What to produce:
Find every line in the records that holds the string "store". Copy each one.

------------------------------

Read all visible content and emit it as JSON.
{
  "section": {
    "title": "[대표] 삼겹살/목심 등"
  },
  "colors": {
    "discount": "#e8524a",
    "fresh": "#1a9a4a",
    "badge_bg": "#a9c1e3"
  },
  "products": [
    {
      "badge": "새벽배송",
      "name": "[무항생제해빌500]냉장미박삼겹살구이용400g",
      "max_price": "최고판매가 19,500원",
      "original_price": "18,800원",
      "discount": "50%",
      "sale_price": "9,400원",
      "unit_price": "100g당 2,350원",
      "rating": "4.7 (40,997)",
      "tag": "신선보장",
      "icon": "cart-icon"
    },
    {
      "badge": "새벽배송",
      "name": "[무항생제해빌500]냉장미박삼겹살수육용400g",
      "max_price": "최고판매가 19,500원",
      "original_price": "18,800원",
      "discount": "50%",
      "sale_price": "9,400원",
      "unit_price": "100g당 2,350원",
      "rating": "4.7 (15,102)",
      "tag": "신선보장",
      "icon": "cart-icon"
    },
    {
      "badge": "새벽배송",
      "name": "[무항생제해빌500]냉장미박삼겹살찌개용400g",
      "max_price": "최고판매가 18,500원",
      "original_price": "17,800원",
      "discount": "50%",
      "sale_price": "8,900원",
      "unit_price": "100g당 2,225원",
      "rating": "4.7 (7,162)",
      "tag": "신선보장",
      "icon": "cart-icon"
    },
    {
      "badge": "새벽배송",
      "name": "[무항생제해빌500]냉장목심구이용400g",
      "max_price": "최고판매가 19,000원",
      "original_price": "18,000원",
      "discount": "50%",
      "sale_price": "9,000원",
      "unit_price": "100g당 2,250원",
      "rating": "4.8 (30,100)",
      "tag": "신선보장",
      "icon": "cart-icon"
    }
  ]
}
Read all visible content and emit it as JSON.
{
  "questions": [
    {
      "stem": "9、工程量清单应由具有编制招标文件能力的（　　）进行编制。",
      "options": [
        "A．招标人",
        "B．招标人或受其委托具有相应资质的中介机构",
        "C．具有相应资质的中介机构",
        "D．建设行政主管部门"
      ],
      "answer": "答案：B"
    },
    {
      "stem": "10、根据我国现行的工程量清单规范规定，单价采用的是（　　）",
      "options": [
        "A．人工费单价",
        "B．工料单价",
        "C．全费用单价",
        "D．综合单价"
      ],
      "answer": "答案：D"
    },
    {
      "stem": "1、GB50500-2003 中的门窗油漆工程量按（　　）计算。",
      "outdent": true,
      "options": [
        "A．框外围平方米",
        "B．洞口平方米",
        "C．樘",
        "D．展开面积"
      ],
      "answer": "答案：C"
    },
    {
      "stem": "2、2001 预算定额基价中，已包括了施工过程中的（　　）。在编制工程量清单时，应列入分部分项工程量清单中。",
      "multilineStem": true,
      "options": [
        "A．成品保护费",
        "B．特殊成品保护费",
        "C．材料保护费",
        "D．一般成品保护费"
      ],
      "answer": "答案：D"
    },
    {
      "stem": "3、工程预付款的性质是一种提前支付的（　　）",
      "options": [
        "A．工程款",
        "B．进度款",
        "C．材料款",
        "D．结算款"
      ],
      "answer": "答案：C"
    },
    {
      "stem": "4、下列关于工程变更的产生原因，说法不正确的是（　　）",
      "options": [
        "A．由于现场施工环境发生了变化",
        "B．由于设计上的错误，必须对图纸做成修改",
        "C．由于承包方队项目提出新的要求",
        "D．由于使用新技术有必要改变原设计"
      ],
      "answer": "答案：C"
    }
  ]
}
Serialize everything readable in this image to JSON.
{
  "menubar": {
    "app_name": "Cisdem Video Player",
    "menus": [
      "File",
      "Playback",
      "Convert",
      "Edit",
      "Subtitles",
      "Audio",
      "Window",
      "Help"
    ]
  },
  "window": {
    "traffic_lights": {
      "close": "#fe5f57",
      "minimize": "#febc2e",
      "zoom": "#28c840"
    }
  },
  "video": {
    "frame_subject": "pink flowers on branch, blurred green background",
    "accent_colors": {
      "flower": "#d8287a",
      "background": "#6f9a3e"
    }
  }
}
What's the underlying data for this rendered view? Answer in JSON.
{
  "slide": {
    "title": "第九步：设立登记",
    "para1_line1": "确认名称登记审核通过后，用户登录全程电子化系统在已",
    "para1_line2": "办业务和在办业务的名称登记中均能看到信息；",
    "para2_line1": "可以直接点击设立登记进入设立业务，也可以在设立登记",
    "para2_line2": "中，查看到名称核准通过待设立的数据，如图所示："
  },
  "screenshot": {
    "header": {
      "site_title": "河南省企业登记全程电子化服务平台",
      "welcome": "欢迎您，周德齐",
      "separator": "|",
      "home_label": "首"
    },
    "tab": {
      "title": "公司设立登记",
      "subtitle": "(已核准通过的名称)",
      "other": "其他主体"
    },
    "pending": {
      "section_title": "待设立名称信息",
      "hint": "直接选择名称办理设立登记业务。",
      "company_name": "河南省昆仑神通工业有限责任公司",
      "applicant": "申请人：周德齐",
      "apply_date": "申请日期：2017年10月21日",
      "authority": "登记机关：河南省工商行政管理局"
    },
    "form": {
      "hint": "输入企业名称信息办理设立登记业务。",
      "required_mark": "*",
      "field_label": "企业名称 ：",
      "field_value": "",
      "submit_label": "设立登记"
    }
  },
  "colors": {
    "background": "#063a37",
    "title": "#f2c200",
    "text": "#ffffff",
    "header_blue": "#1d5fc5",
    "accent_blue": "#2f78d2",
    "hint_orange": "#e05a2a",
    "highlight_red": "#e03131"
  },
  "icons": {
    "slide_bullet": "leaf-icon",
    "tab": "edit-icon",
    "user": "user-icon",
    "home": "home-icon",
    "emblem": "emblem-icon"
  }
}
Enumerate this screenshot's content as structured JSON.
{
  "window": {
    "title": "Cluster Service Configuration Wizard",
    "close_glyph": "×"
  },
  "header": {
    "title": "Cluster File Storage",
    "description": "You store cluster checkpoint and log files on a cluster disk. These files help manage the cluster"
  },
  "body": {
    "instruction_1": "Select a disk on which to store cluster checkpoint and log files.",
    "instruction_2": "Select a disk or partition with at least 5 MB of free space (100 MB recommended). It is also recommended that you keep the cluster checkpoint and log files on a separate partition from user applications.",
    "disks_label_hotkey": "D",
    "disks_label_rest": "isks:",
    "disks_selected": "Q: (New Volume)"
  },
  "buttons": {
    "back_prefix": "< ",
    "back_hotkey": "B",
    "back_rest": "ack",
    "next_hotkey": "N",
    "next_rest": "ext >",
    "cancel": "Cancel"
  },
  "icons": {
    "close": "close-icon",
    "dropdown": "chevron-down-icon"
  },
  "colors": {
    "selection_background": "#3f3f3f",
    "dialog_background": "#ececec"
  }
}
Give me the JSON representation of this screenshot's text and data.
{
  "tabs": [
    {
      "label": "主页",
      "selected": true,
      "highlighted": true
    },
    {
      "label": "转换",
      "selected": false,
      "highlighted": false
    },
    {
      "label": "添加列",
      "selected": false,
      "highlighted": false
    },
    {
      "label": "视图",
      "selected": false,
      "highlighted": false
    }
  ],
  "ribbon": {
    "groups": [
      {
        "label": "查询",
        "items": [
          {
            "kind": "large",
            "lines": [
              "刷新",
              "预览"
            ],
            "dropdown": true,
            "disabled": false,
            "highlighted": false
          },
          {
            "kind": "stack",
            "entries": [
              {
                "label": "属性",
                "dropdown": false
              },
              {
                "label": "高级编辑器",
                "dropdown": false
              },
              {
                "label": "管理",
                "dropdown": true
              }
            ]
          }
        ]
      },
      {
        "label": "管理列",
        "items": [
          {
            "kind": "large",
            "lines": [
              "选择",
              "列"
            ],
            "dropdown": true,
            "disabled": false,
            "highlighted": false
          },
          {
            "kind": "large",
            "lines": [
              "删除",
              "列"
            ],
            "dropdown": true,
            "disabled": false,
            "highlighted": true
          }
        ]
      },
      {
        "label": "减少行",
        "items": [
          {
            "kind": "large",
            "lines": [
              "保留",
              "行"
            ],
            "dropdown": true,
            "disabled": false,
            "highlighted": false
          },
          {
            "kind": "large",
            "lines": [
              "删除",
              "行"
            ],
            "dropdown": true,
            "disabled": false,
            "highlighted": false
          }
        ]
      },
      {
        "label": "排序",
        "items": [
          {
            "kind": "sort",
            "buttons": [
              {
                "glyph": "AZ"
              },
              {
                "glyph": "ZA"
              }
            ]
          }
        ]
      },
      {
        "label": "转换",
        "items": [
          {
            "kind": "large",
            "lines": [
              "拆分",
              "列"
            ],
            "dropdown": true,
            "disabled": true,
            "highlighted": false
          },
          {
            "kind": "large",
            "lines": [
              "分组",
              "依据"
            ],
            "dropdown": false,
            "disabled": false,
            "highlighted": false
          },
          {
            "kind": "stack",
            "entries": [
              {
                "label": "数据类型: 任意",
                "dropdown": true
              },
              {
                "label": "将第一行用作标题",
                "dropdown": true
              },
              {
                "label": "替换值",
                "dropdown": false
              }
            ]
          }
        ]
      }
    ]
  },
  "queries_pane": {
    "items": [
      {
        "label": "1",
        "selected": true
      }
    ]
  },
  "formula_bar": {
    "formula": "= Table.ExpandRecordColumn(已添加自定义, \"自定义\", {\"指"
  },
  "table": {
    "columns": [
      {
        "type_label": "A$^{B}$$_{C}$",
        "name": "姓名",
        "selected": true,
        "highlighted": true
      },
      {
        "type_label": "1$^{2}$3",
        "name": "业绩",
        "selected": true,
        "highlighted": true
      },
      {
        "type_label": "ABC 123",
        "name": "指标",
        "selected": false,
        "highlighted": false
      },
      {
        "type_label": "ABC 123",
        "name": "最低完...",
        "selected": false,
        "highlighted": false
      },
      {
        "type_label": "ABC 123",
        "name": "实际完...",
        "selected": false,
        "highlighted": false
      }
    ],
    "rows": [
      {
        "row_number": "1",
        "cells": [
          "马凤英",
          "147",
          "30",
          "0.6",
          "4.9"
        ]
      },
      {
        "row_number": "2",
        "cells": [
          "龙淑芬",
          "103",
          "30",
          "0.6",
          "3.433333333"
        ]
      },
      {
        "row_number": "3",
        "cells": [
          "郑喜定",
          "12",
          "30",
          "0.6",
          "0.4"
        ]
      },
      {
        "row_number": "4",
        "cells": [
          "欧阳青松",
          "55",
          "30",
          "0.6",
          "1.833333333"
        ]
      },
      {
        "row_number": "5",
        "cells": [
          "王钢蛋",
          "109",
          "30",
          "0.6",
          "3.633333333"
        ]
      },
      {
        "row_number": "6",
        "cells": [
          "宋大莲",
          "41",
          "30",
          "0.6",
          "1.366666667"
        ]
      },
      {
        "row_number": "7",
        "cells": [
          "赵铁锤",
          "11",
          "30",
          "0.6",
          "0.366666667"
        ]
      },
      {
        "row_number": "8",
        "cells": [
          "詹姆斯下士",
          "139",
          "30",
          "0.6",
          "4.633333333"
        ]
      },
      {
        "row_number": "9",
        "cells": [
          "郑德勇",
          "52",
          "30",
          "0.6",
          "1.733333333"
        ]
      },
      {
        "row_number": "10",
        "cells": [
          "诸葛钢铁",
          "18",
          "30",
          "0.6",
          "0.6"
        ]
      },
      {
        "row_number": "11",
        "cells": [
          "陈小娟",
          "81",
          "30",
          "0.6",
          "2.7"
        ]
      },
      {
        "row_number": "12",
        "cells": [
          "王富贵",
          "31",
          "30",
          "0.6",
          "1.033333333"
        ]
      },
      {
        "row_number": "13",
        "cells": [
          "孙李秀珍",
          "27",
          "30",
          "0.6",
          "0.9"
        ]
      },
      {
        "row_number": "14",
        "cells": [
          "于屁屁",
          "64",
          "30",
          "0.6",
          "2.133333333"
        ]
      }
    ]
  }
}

------------------------------

Written reply:
    "description": "You store cluster checkpoint and log files on a cluster disk. These files help manage the cluster"
    "instruction_1": "Select a disk on which to store cluster checkpoint and log files.",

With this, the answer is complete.